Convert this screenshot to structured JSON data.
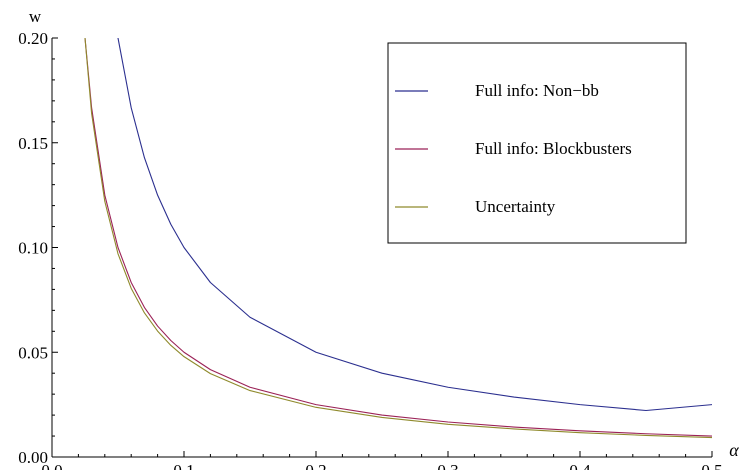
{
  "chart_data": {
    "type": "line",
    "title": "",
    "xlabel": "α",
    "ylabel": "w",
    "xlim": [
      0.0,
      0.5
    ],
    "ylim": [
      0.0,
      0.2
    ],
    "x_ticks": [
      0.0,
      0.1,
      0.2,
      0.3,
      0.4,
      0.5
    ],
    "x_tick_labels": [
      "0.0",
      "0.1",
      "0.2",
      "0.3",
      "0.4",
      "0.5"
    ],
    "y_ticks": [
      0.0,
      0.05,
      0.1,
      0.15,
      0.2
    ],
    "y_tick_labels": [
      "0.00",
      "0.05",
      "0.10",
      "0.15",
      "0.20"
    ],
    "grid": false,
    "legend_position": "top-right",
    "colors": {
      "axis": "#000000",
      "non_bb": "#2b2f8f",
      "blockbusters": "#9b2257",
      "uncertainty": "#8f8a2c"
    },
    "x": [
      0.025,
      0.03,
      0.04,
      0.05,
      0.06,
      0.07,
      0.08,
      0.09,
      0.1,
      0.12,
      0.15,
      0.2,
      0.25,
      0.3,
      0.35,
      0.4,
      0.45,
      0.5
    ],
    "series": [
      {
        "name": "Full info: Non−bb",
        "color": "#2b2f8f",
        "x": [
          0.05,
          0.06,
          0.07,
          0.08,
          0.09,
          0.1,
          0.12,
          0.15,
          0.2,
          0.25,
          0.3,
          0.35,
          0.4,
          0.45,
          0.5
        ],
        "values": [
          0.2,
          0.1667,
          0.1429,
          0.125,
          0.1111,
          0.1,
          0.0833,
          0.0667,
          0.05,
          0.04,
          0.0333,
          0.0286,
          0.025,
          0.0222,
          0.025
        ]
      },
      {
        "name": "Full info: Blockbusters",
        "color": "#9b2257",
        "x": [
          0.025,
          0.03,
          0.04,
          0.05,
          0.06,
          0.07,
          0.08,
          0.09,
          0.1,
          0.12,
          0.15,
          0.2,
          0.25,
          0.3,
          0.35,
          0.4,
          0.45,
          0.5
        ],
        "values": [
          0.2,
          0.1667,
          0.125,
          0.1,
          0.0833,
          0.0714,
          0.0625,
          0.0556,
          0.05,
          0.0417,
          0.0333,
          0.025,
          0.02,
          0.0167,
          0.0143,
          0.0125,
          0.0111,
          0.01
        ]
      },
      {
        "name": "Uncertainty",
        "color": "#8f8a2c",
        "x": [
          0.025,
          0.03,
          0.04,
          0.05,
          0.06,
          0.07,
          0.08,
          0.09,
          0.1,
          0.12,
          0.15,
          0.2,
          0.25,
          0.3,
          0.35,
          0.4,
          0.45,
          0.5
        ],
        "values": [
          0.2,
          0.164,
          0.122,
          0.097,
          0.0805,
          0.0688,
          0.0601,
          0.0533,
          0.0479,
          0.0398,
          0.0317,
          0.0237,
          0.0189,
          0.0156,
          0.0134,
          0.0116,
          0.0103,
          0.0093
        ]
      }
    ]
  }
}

⁂

◆ **To be done**: Transcribe the listing in full and omit the pictures.

◆ **Answer in full**:
Convert this screenshot to structured JSON data.
{
  "chart_data": {
    "type": "line",
    "title": "",
    "xlabel": "α",
    "ylabel": "w",
    "xlim": [
      0.0,
      0.5
    ],
    "ylim": [
      0.0,
      0.2
    ],
    "x_ticks": [
      0.0,
      0.1,
      0.2,
      0.3,
      0.4,
      0.5
    ],
    "x_tick_labels": [
      "0.0",
      "0.1",
      "0.2",
      "0.3",
      "0.4",
      "0.5"
    ],
    "y_ticks": [
      0.0,
      0.05,
      0.1,
      0.15,
      0.2
    ],
    "y_tick_labels": [
      "0.00",
      "0.05",
      "0.10",
      "0.15",
      "0.20"
    ],
    "grid": false,
    "legend_position": "top-right",
    "colors": {
      "axis": "#000000",
      "non_bb": "#2b2f8f",
      "blockbusters": "#9b2257",
      "uncertainty": "#8f8a2c"
    },
    "x": [
      0.025,
      0.03,
      0.04,
      0.05,
      0.06,
      0.07,
      0.08,
      0.09,
      0.1,
      0.12,
      0.15,
      0.2,
      0.25,
      0.3,
      0.35,
      0.4,
      0.45,
      0.5
    ],
    "series": [
      {
        "name": "Full info: Non−bb",
        "color": "#2b2f8f",
        "x": [
          0.05,
          0.06,
          0.07,
          0.08,
          0.09,
          0.1,
          0.12,
          0.15,
          0.2,
          0.25,
          0.3,
          0.35,
          0.4,
          0.45,
          0.5
        ],
        "values": [
          0.2,
          0.1667,
          0.1429,
          0.125,
          0.1111,
          0.1,
          0.0833,
          0.0667,
          0.05,
          0.04,
          0.0333,
          0.0286,
          0.025,
          0.0222,
          0.025
        ]
      },
      {
        "name": "Full info: Blockbusters",
        "color": "#9b2257",
        "x": [
          0.025,
          0.03,
          0.04,
          0.05,
          0.06,
          0.07,
          0.08,
          0.09,
          0.1,
          0.12,
          0.15,
          0.2,
          0.25,
          0.3,
          0.35,
          0.4,
          0.45,
          0.5
        ],
        "values": [
          0.2,
          0.1667,
          0.125,
          0.1,
          0.0833,
          0.0714,
          0.0625,
          0.0556,
          0.05,
          0.0417,
          0.0333,
          0.025,
          0.02,
          0.0167,
          0.0143,
          0.0125,
          0.0111,
          0.01
        ]
      },
      {
        "name": "Uncertainty",
        "color": "#8f8a2c",
        "x": [
          0.025,
          0.03,
          0.04,
          0.05,
          0.06,
          0.07,
          0.08,
          0.09,
          0.1,
          0.12,
          0.15,
          0.2,
          0.25,
          0.3,
          0.35,
          0.4,
          0.45,
          0.5
        ],
        "values": [
          0.2,
          0.164,
          0.122,
          0.097,
          0.0805,
          0.0688,
          0.0601,
          0.0533,
          0.0479,
          0.0398,
          0.0317,
          0.0237,
          0.0189,
          0.0156,
          0.0134,
          0.0116,
          0.0103,
          0.0093
        ]
      }
    ]
  }
}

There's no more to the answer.